Exercise objective ->
Your task is to extract every entry that follows word for word while excluding the pictures.

Provided records ->
..............................
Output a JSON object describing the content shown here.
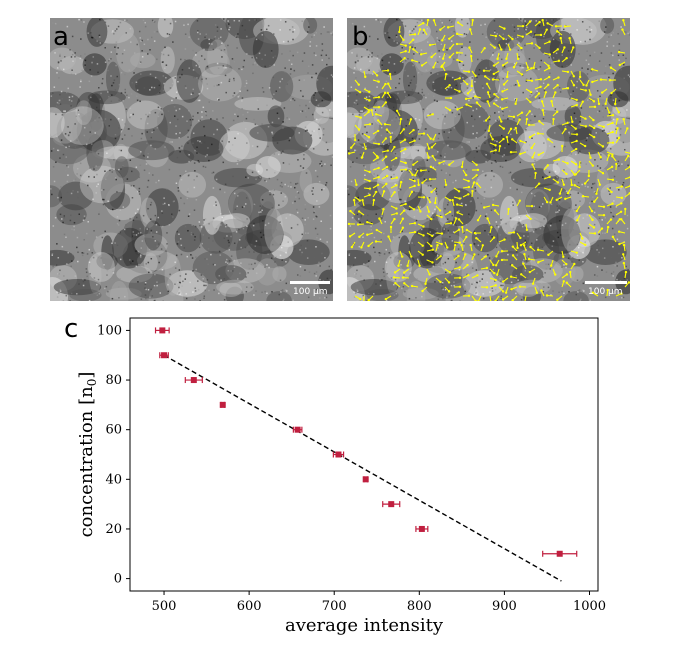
{
  "panels": [
    {
      "letter": "a",
      "scalebar": "100 µm",
      "quiver_color": ""
    },
    {
      "letter": "b",
      "scalebar": "100 µm",
      "quiver_color": "#ffff00"
    }
  ],
  "chart_letter": "c",
  "chart_data": {
    "type": "scatter",
    "xlabel": "average intensity",
    "ylabel": "concentration [n",
    "ylabel_sub": "0",
    "ylabel_close": "]",
    "xlim": [
      460,
      1010
    ],
    "ylim": [
      -5,
      105
    ],
    "xticks": [
      500,
      600,
      700,
      800,
      900,
      1000
    ],
    "yticks": [
      0,
      20,
      40,
      60,
      80,
      100
    ],
    "grid": false,
    "marker_color": "#c01f3f",
    "fit_color": "#000000",
    "points": [
      {
        "x": 498,
        "y": 100,
        "xerr": 8
      },
      {
        "x": 500,
        "y": 90,
        "xerr": 5
      },
      {
        "x": 535,
        "y": 80,
        "xerr": 10
      },
      {
        "x": 569,
        "y": 70,
        "xerr": 2
      },
      {
        "x": 657,
        "y": 60,
        "xerr": 5
      },
      {
        "x": 705,
        "y": 50,
        "xerr": 6
      },
      {
        "x": 737,
        "y": 40,
        "xerr": 2
      },
      {
        "x": 767,
        "y": 30,
        "xerr": 10
      },
      {
        "x": 803,
        "y": 20,
        "xerr": 7
      },
      {
        "x": 965,
        "y": 10,
        "xerr": 20
      }
    ],
    "fit_line": [
      {
        "x": 500,
        "y": 90
      },
      {
        "x": 967,
        "y": -1
      }
    ]
  }
}
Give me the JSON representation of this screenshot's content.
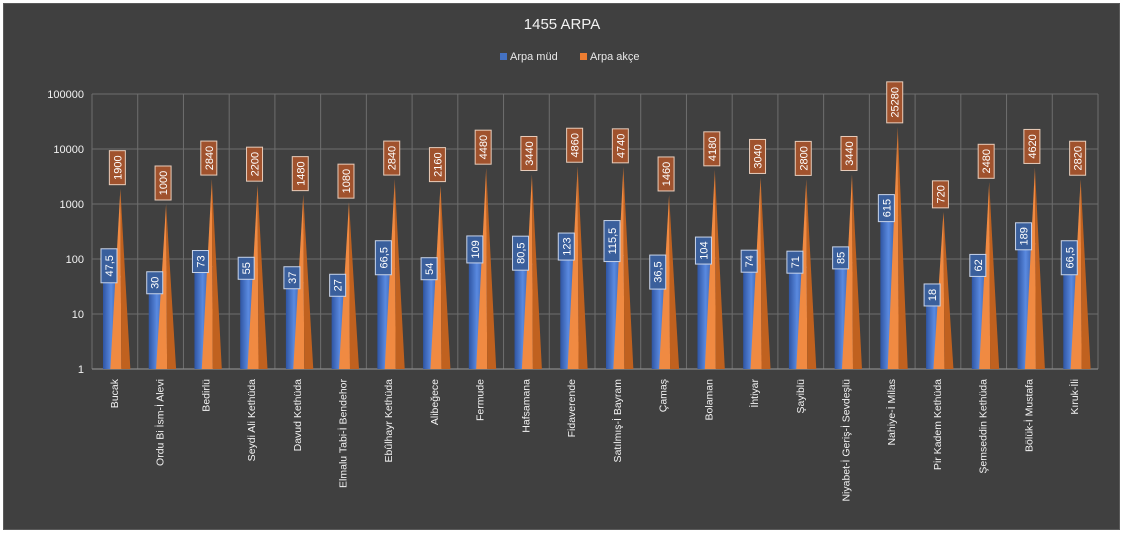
{
  "chart_data": {
    "type": "bar",
    "title": "1455 ARPA",
    "y_scale": "log",
    "ylim": [
      1,
      100000
    ],
    "y_ticks": [
      "1",
      "10",
      "100",
      "1000",
      "10000",
      "100000"
    ],
    "legend_position": "top",
    "grid": true,
    "categories": [
      "Bucak",
      "Ordu Bi İsm-İ Alevi",
      "Bedirlü",
      "Seydi Ali Kethüda",
      "Davud Kethüda",
      "Elmalu Tabi-İ Bendehor",
      "Ebûlhayr Kethüda",
      "Alibeğece",
      "Fermude",
      "Hafsamana",
      "Fidaverende",
      "Satılmış-İ Bayram",
      "Çamaş",
      "Bolaman",
      "İhtiyar",
      "Şayiblü",
      "Niyabet-İ Geriş-İ Sevdeşlü",
      "Nahiye-İ Milas",
      "Pir Kadem Kethüda",
      "Şemseddin Kethüda",
      "Bölük-İ Mustafa",
      "Kıruk-İli"
    ],
    "series": [
      {
        "name": "Arpa müd",
        "color": "#4472c4",
        "values": [
          47.5,
          30,
          73,
          55,
          37,
          27,
          66.5,
          54,
          109,
          80.5,
          123,
          115.5,
          36.5,
          104,
          74,
          71,
          85,
          615,
          18,
          62,
          189,
          66.5
        ],
        "labels": [
          "47,5",
          "30",
          "73",
          "55",
          "37",
          "27",
          "66,5",
          "54",
          "109",
          "80,5",
          "123",
          "115,5",
          "36,5",
          "104",
          "74",
          "71",
          "85",
          "615",
          "18",
          "62",
          "189",
          "66,5"
        ]
      },
      {
        "name": "Arpa akçe",
        "color": "#ed7d31",
        "values": [
          1900,
          1000,
          2840,
          2200,
          1480,
          1080,
          2840,
          2160,
          4480,
          3440,
          4860,
          4740,
          1460,
          4180,
          3040,
          2800,
          3440,
          25280,
          720,
          2480,
          4620,
          2820
        ],
        "labels": [
          "1900",
          "1000",
          "2840",
          "2200",
          "1480",
          "1080",
          "2840",
          "2160",
          "4480",
          "3440",
          "4860",
          "4740",
          "1460",
          "4180",
          "3040",
          "2800",
          "3440",
          "25280",
          "720",
          "2480",
          "4620",
          "2820"
        ]
      }
    ]
  }
}
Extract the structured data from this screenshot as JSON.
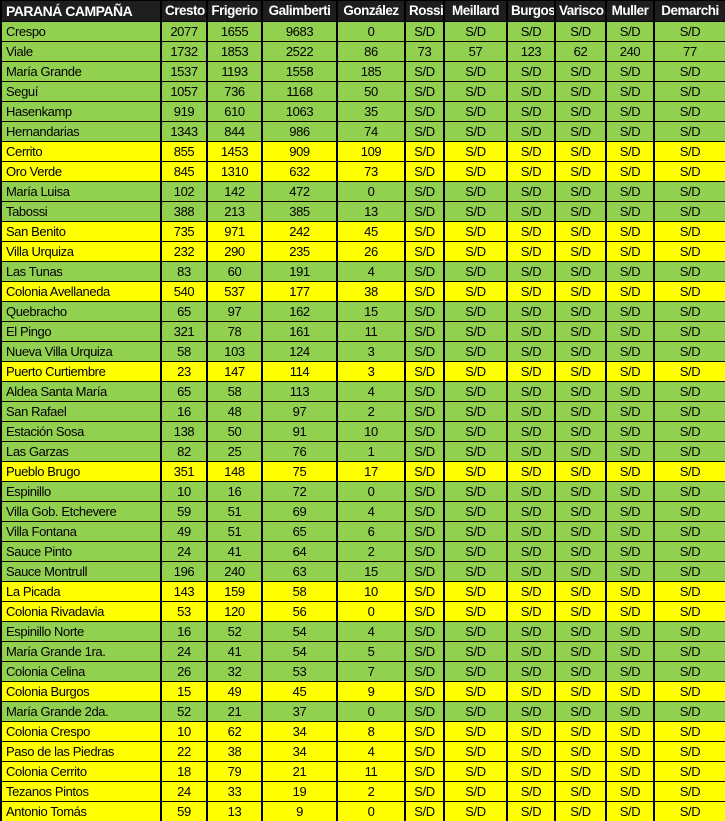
..............................
Answer for the task ->
Output a JSON object describing the content shown here.
{
  "panels": [
    {
      "letter": "a",
      "scalebar": "100 µm",
      "quiver_color": ""
    },
    {
      "letter": "b",
      "scalebar": "100 µm",
      "quiver_color": "#ffff00"
    }
  ],
  "chart_letter": "c",
  "chart_data": {
    "type": "scatter",
    "xlabel": "average intensity",
    "ylabel": "concentration [n",
    "ylabel_sub": "0",
    "ylabel_close": "]",
    "xlim": [
      460,
      1010
    ],
    "ylim": [
      -5,
      105
    ],
    "xticks": [
      500,
      600,
      700,
      800,
      900,
      1000
    ],
    "yticks": [
      0,
      20,
      40,
      60,
      80,
      100
    ],
    "grid": false,
    "marker_color": "#c01f3f",
    "fit_color": "#000000",
    "points": [
      {
        "x": 498,
        "y": 100,
        "xerr": 8
      },
      {
        "x": 500,
        "y": 90,
        "xerr": 5
      },
      {
        "x": 535,
        "y": 80,
        "xerr": 10
      },
      {
        "x": 569,
        "y": 70,
        "xerr": 2
      },
      {
        "x": 657,
        "y": 60,
        "xerr": 5
      },
      {
        "x": 705,
        "y": 50,
        "xerr": 6
      },
      {
        "x": 737,
        "y": 40,
        "xerr": 2
      },
      {
        "x": 767,
        "y": 30,
        "xerr": 10
      },
      {
        "x": 803,
        "y": 20,
        "xerr": 7
      },
      {
        "x": 965,
        "y": 10,
        "xerr": 20
      }
    ],
    "fit_line": [
      {
        "x": 500,
        "y": 90
      },
      {
        "x": 967,
        "y": -1
      }
    ]
  }
}
Give me the JSON representation of this screenshot's content.
{
  "chart_data": {
    "type": "bar",
    "title": "1455 ARPA",
    "y_scale": "log",
    "ylim": [
      1,
      100000
    ],
    "y_ticks": [
      "1",
      "10",
      "100",
      "1000",
      "10000",
      "100000"
    ],
    "legend_position": "top",
    "grid": true,
    "categories": [
      "Bucak",
      "Ordu Bi İsm-İ Alevi",
      "Bedirlü",
      "Seydi Ali Kethüda",
      "Davud Kethüda",
      "Elmalu Tabi-İ Bendehor",
      "Ebûlhayr Kethüda",
      "Alibeğece",
      "Fermude",
      "Hafsamana",
      "Fidaverende",
      "Satılmış-İ Bayram",
      "Çamaş",
      "Bolaman",
      "İhtiyar",
      "Şayiblü",
      "Niyabet-İ Geriş-İ Sevdeşlü",
      "Nahiye-İ Milas",
      "Pir Kadem Kethüda",
      "Şemseddin Kethüda",
      "Bölük-İ Mustafa",
      "Kıruk-İli"
    ],
    "series": [
      {
        "name": "Arpa müd",
        "color": "#4472c4",
        "values": [
          47.5,
          30,
          73,
          55,
          37,
          27,
          66.5,
          54,
          109,
          80.5,
          123,
          115.5,
          36.5,
          104,
          74,
          71,
          85,
          615,
          18,
          62,
          189,
          66.5
        ],
        "labels": [
          "47,5",
          "30",
          "73",
          "55",
          "37",
          "27",
          "66,5",
          "54",
          "109",
          "80,5",
          "123",
          "115,5",
          "36,5",
          "104",
          "74",
          "71",
          "85",
          "615",
          "18",
          "62",
          "189",
          "66,5"
        ]
      },
      {
        "name": "Arpa akçe",
        "color": "#ed7d31",
        "values": [
          1900,
          1000,
          2840,
          2200,
          1480,
          1080,
          2840,
          2160,
          4480,
          3440,
          4860,
          4740,
          1460,
          4180,
          3040,
          2800,
          3440,
          25280,
          720,
          2480,
          4620,
          2820
        ],
        "labels": [
          "1900",
          "1000",
          "2840",
          "2200",
          "1480",
          "1080",
          "2840",
          "2160",
          "4480",
          "3440",
          "4860",
          "4740",
          "1460",
          "4180",
          "3040",
          "2800",
          "3440",
          "25280",
          "720",
          "2480",
          "4620",
          "2820"
        ]
      }
    ]
  }
}
Extract the structured data from this screenshot as JSON.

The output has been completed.